■ **Entries**:
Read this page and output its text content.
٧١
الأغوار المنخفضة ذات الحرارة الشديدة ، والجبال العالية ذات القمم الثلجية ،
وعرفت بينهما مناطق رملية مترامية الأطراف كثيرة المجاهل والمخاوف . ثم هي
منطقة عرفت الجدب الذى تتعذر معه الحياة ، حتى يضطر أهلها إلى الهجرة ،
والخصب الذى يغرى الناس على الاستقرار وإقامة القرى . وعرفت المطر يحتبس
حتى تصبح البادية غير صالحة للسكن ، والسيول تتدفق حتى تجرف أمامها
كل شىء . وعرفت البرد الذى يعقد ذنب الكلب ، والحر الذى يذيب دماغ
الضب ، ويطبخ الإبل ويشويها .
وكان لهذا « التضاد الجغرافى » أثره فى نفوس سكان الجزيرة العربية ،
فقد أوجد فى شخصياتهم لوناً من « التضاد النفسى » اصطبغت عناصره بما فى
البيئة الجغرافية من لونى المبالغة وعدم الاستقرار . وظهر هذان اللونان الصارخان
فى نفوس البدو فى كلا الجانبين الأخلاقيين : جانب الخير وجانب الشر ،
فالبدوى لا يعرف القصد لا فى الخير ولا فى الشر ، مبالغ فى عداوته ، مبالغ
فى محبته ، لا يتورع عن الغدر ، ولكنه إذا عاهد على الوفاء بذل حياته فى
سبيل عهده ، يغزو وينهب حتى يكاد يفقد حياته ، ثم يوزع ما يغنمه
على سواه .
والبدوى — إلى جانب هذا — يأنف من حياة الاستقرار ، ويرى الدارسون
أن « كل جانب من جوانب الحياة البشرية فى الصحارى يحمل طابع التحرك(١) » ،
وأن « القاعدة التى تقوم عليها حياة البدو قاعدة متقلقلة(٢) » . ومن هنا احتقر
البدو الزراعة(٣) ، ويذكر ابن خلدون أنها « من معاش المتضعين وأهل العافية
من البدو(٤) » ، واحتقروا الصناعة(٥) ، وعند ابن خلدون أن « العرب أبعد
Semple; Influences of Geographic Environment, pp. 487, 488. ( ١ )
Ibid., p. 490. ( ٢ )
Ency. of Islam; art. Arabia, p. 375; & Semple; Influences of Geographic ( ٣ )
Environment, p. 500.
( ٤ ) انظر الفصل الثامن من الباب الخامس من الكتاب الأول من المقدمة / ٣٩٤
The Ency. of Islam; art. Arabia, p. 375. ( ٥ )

■ **Work to be completed**:
List all lines holding the string "Islam".

■ **Exercise result**:
Ency. of Islam; art. Arabia, p. 375; & Semple; Influences of Geographic ( ٣ )
The Ency. of Islam; art. Arabia, p. 375. ( ٥ )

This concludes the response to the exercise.